--- Start of Data in this exercise ---

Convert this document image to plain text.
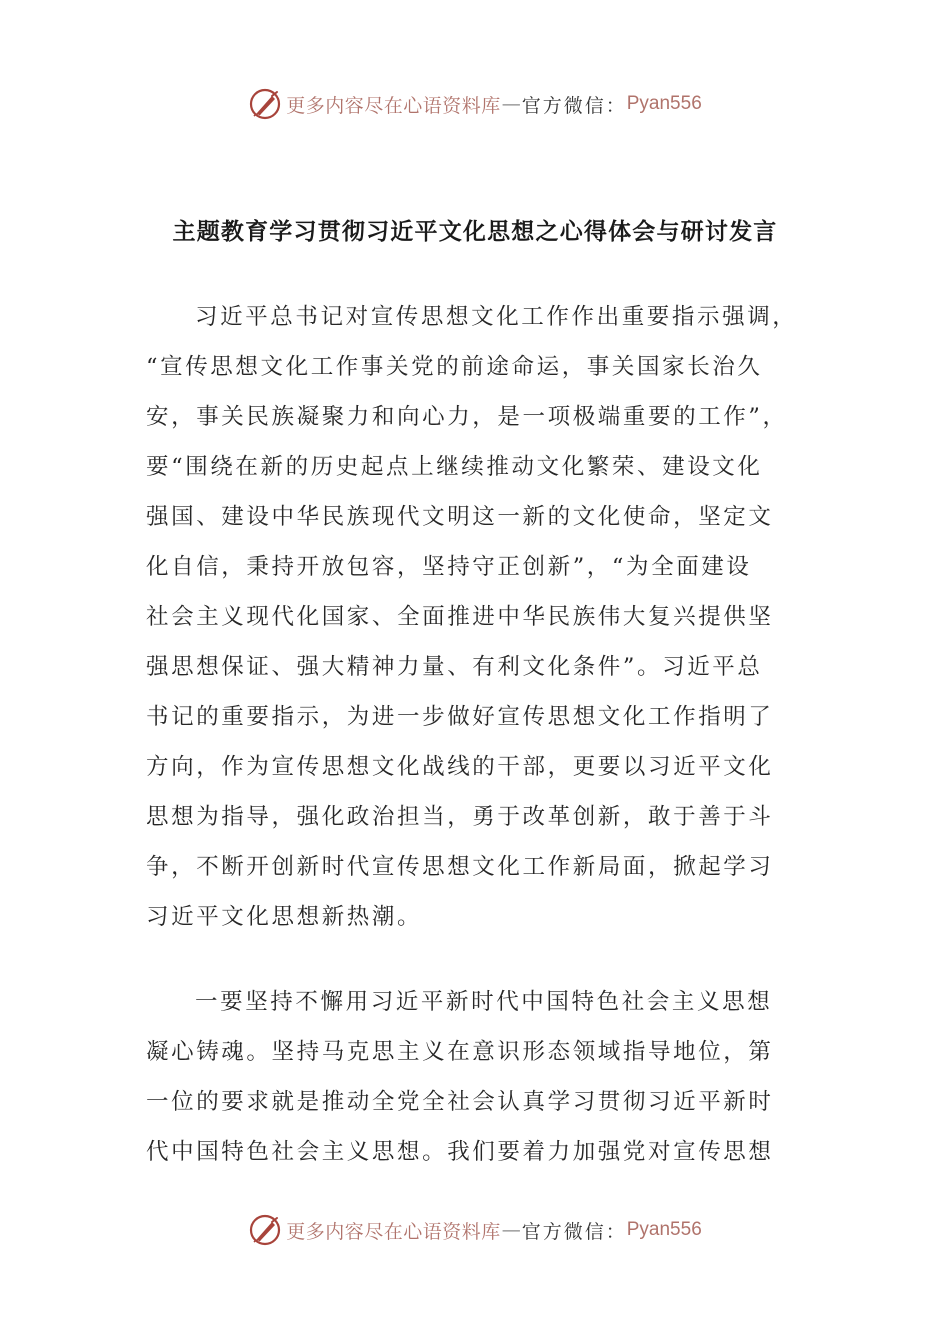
更多内容尽在心语资料库 — 官方微信： Pyan556
主题教育学习贯彻习近平文化思想之心得体会与研讨发言
习近平总书记对宣传思想文化工作作出重要指示强调，
“宣传思想文化工作事关党的前途命运，事关国家长治久
安，事关民族凝聚力和向心力，是一项极端重要的工作”，
要“围绕在新的历史起点上继续推动文化繁荣、建设文化
强国、建设中华民族现代文明这一新的文化使命，坚定文
化自信，秉持开放包容，坚持守正创新”，“为全面建设
社会主义现代化国家、全面推进中华民族伟大复兴提供坚
强思想保证、强大精神力量、有利文化条件”。习近平总
书记的重要指示，为进一步做好宣传思想文化工作指明了
方向，作为宣传思想文化战线的干部，更要以习近平文化
思想为指导，强化政治担当，勇于改革创新，敢于善于斗
争，不断开创新时代宣传思想文化工作新局面，掀起学习
习近平文化思想新热潮。
一要坚持不懈用习近平新时代中国特色社会主义思想
凝心铸魂。坚持马克思主义在意识形态领域指导地位，第
一位的要求就是推动全党全社会认真学习贯彻习近平新时
代中国特色社会主义思想。我们要着力加强党对宣传思想
更多内容尽在心语资料库 — 官方微信： Pyan556
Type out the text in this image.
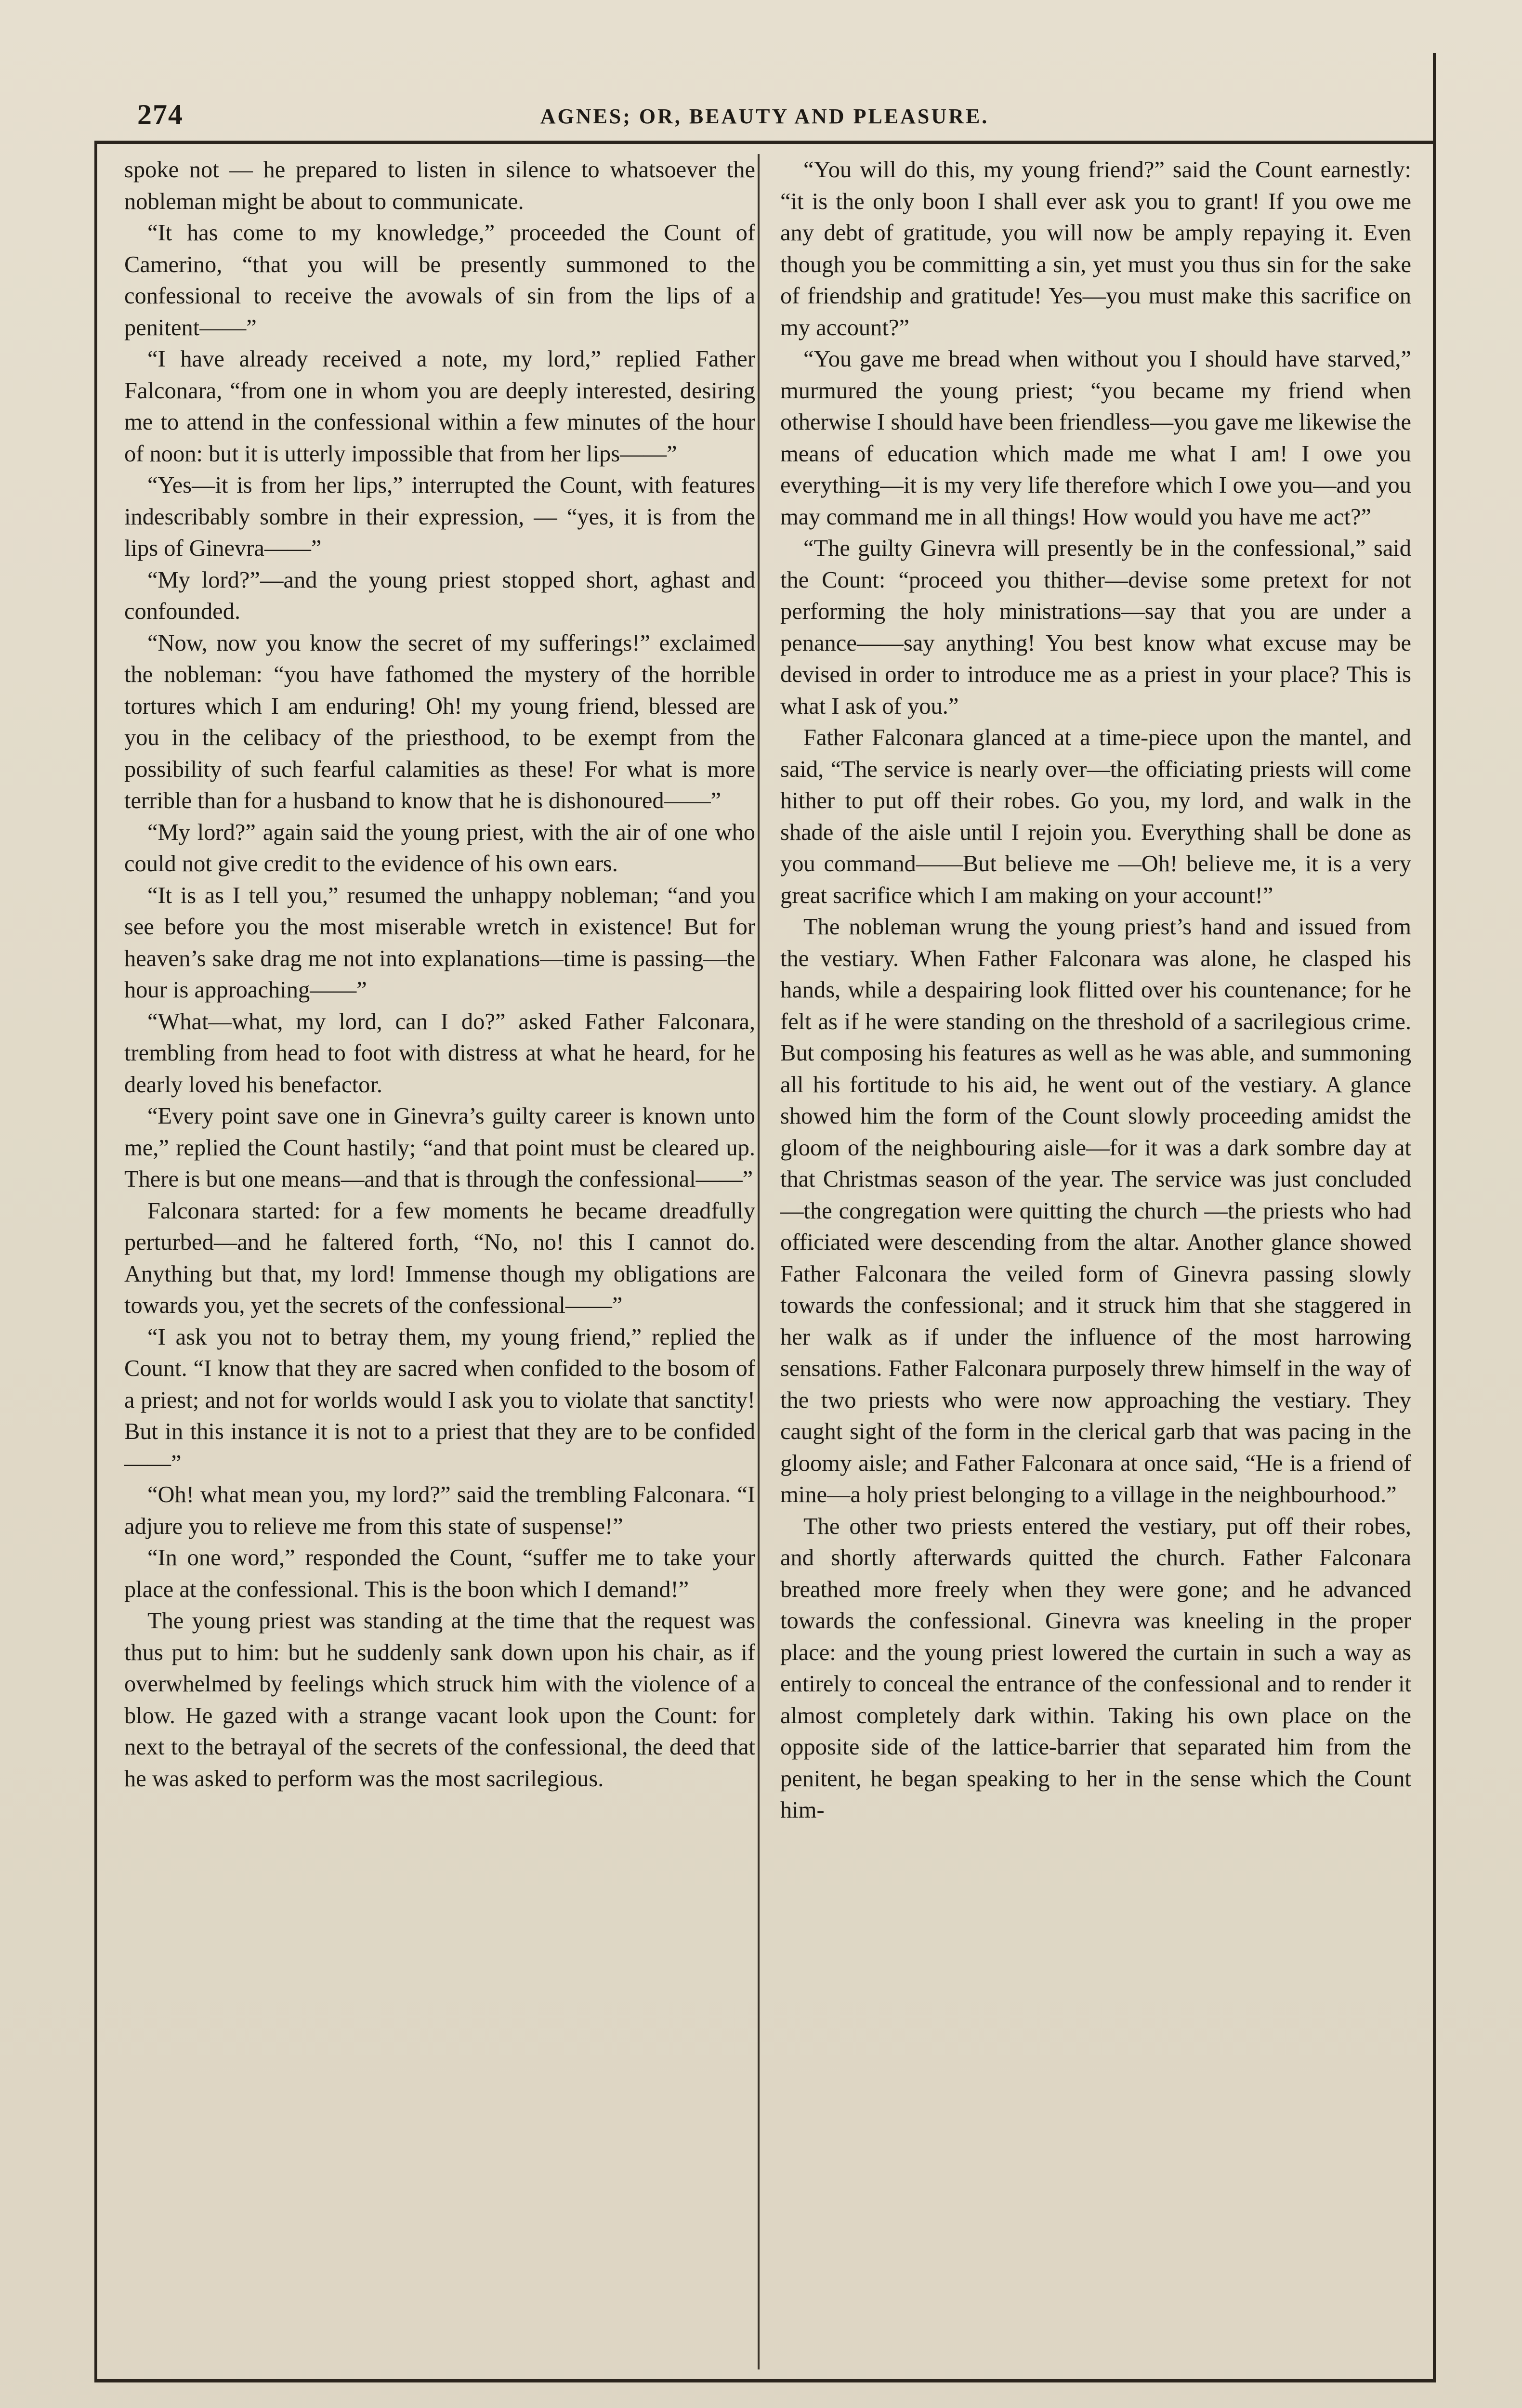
274	AGNES; OR, BEAUTY AND PLEASURE.

spoke not — he prepared to listen in silence to whatsoever the nobleman might be about to communicate.

“It has come to my knowledge,” proceeded the Count of Camerino, “that you will be presently summoned to the confessional to receive the avowals of sin from the lips of a penitent——”

“I have already received a note, my lord,” replied Father Falconara, “from one in whom you are deeply interested, desiring me to attend in the confessional within a few minutes of the hour of noon: but it is utterly impossible that from her lips——”

“Yes—it is from her lips,” interrupted the Count, with features indescribably sombre in their expression, — “yes, it is from the lips of Ginevra——”

“My lord?”—and the young priest stopped short, aghast and confounded.

“Now, now you know the secret of my sufferings!” exclaimed the nobleman: “you have fathomed the mystery of the horrible tortures which I am enduring! Oh! my young friend, blessed are you in the celibacy of the priesthood, to be exempt from the possibility of such fearful calamities as these! For what is more terrible than for a husband to know that he is dishonoured——”

“My lord?” again said the young priest, with the air of one who could not give credit to the evidence of his own ears.

“It is as I tell you,” resumed the unhappy nobleman; “and you see before you the most miserable wretch in existence! But for heaven’s sake drag me not into explanations—time is passing—the hour is approaching——”

“What—what, my lord, can I do?” asked Father Falconara, trembling from head to foot with distress at what he heard, for he dearly loved his benefactor.

“Every point save one in Ginevra’s guilty career is known unto me,” replied the Count hastily; “and that point must be cleared up. There is but one means—and that is through the confessional——”

Falconara started: for a few moments he became dreadfully perturbed—and he faltered forth, “No, no! this I cannot do. Anything but that, my lord! Immense though my obligations are towards you, yet the secrets of the confessional——”

“I ask you not to betray them, my young friend,” replied the Count. “I know that they are sacred when confided to the bosom of a priest; and not for worlds would I ask you to violate that sanctity! But in this instance it is not to a priest that they are to be confided——”

“Oh! what mean you, my lord?” said the trembling Falconara. “I adjure you to relieve me from this state of suspense!”

“In one word,” responded the Count, “suffer me to take your place at the confessional. This is the boon which I demand!”

The young priest was standing at the time that the request was thus put to him: but he suddenly sank down upon his chair, as if overwhelmed by feelings which struck him with the violence of a blow. He gazed with a strange vacant look upon the Count: for next to the betrayal of the secrets of the confessional, the deed that he was asked to perform was the most sacrilegious.

“You will do this, my young friend?” said the Count earnestly: “it is the only boon I shall ever ask you to grant! If you owe me any debt of gratitude, you will now be amply repaying it. Even though you be committing a sin, yet must you thus sin for the sake of friendship and gratitude! Yes—you must make this sacrifice on my account?”

“You gave me bread when without you I should have starved,” murmured the young priest; “you became my friend when otherwise I should have been friendless—you gave me likewise the means of education which made me what I am! I owe you everything—it is my very life therefore which I owe you—and you may command me in all things! How would you have me act?”

“The guilty Ginevra will presently be in the confessional,” said the Count: “proceed you thither—devise some pretext for not performing the holy ministrations—say that you are under a penance——say anything! You best know what excuse may be devised in order to introduce me as a priest in your place? This is what I ask of you.”

Father Falconara glanced at a time-piece upon the mantel, and said, “The service is nearly over—the officiating priests will come hither to put off their robes. Go you, my lord, and walk in the shade of the aisle until I rejoin you. Everything shall be done as you command——But believe me —Oh! believe me, it is a very great sacrifice which I am making on your account!”

The nobleman wrung the young priest’s hand and issued from the vestiary. When Father Falconara was alone, he clasped his hands, while a despairing look flitted over his countenance; for he felt as if he were standing on the threshold of a sacrilegious crime. But composing his features as well as he was able, and summoning all his fortitude to his aid, he went out of the vestiary. A glance showed him the form of the Count slowly proceeding amidst the gloom of the neighbouring aisle—for it was a dark sombre day at that Christmas season of the year. The service was just concluded—the congregation were quitting the church —the priests who had officiated were descending from the altar. Another glance showed Father Falconara the veiled form of Ginevra passing slowly towards the confessional; and it struck him that she staggered in her walk as if under the influence of the most harrowing sensations. Father Falconara purposely threw himself in the way of the two priests who were now approaching the vestiary. They caught sight of the form in the clerical garb that was pacing in the gloomy aisle; and Father Falconara at once said, “He is a friend of mine—a holy priest belonging to a village in the neighbourhood.”

The other two priests entered the vestiary, put off their robes, and shortly afterwards quitted the church. Father Falconara breathed more freely when they were gone; and he advanced towards the confessional. Ginevra was kneeling in the proper place: and the young priest lowered the curtain in such a way as entirely to conceal the entrance of the confessional and to render it almost completely dark within. Taking his own place on the opposite side of the lattice-barrier that separated him from the penitent, he began speaking to her in the sense which the Count him-
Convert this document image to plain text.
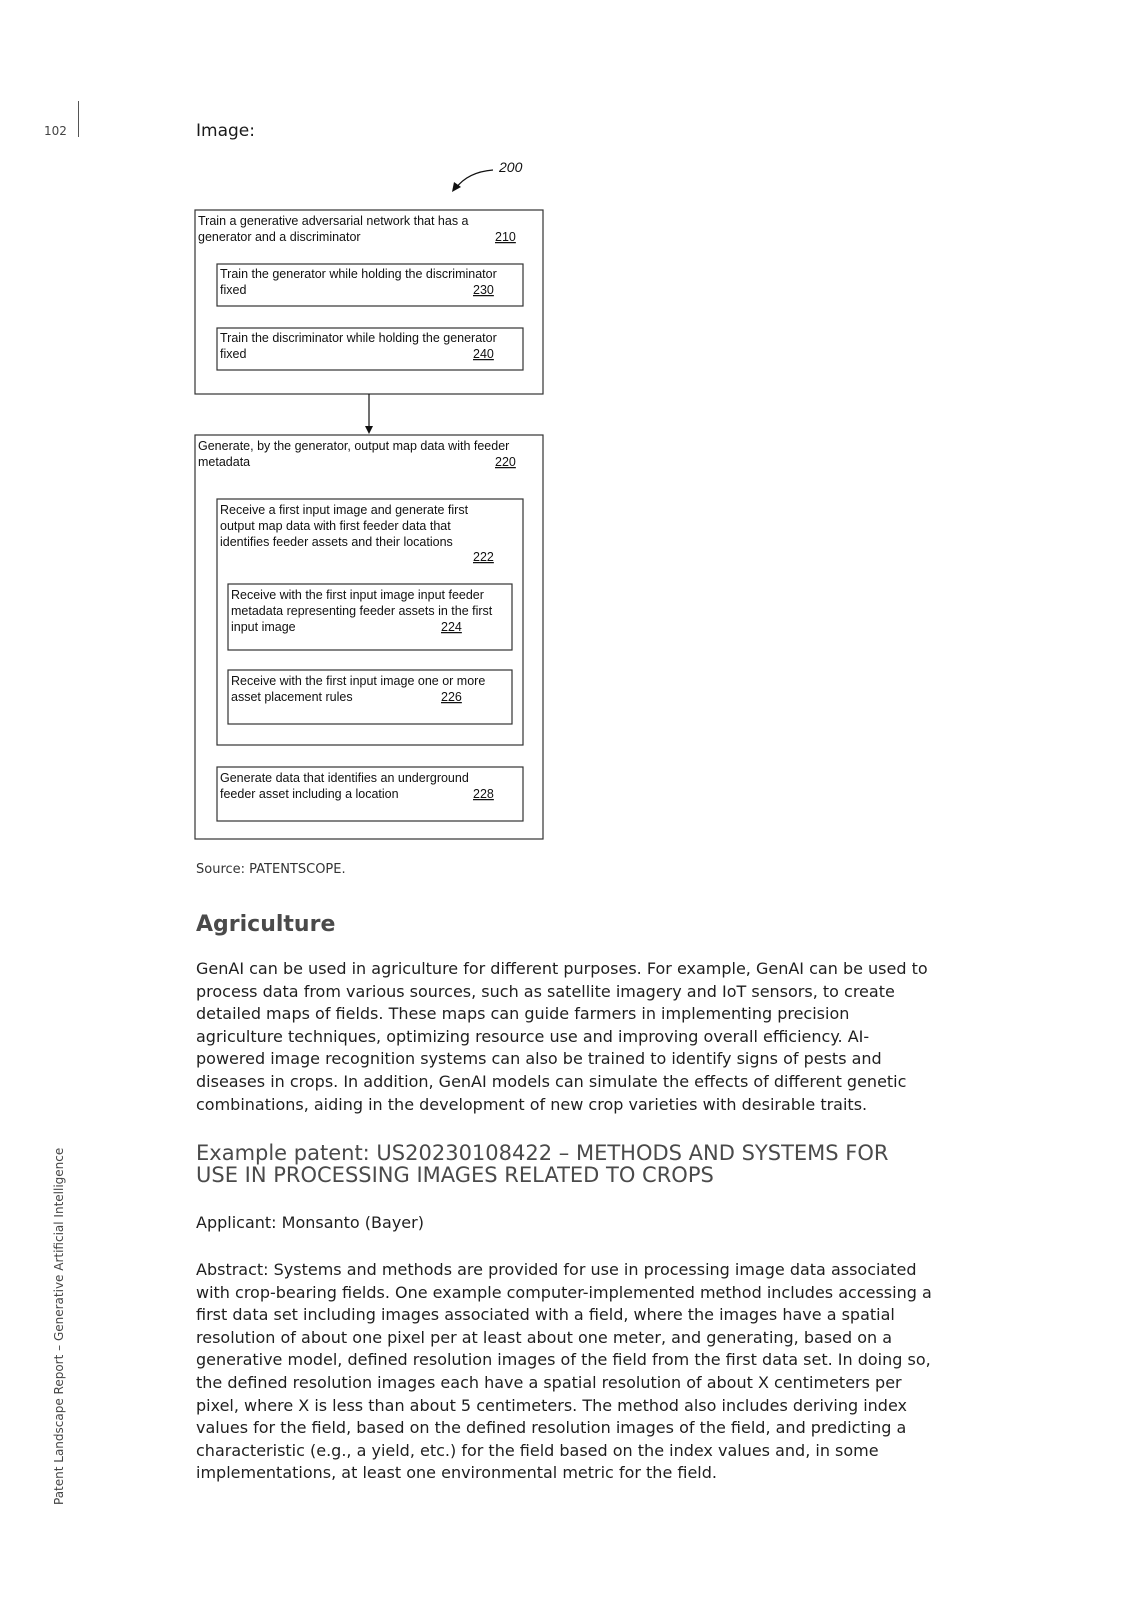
102
Patent Landscape Report – Generative Artificial Intelligence
Image:
200
Train a generative adversarial network that has a
generator and a discriminator	210
Train the generator while holding the discriminator
fixed	230
Train the discriminator while holding the generator
fixed	240
Generate, by the generator, output map data with feeder
metadata	220
Receive a first input image and generate first
output map data with first feeder data that
identifies feeder assets and their locations
222
Receive with the first input image input feeder
metadata representing feeder assets in the first
input image	224
Receive with the first input image one or more
asset placement rules	226
Generate data that identifies an underground
feeder asset including a location	228
Source: PATENTSCOPE.
Agriculture
GenAI can be used in agriculture for different purposes. For example, GenAI can be used to process data from various sources, such as satellite imagery and IoT sensors, to create detailed maps of fields. These maps can guide farmers in implementing precision agriculture techniques, optimizing resource use and improving overall efficiency. AI-powered image recognition systems can also be trained to identify signs of pests and diseases in crops. In addition, GenAI models can simulate the effects of different genetic combinations, aiding in the development of new crop varieties with desirable traits.
Example patent: US20230108422 – METHODS AND SYSTEMS FOR USE IN PROCESSING IMAGES RELATED TO CROPS
Applicant: Monsanto (Bayer)
Abstract: Systems and methods are provided for use in processing image data associated with crop-bearing fields. One example computer-implemented method includes accessing a first data set including images associated with a field, where the images have a spatial resolution of about one pixel per at least about one meter, and generating, based on a generative model, defined resolution images of the field from the first data set. In doing so, the defined resolution images each have a spatial resolution of about X centimeters per pixel, where X is less than about 5 centimeters. The method also includes deriving index values for the field, based on the defined resolution images of the field, and predicting a characteristic (e.g., a yield, etc.) for the field based on the index values and, in some implementations, at least one environmental metric for the field.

--- End of Data in this exercise ---

--- Short problem ---
Gather all the lines that include the word "generator" and copy them out.

--- Expected answer ---
generator and a discriminator	210
Train the generator while holding the discriminator
Train the discriminator while holding the generator
Generate, by the generator, output map data with feeder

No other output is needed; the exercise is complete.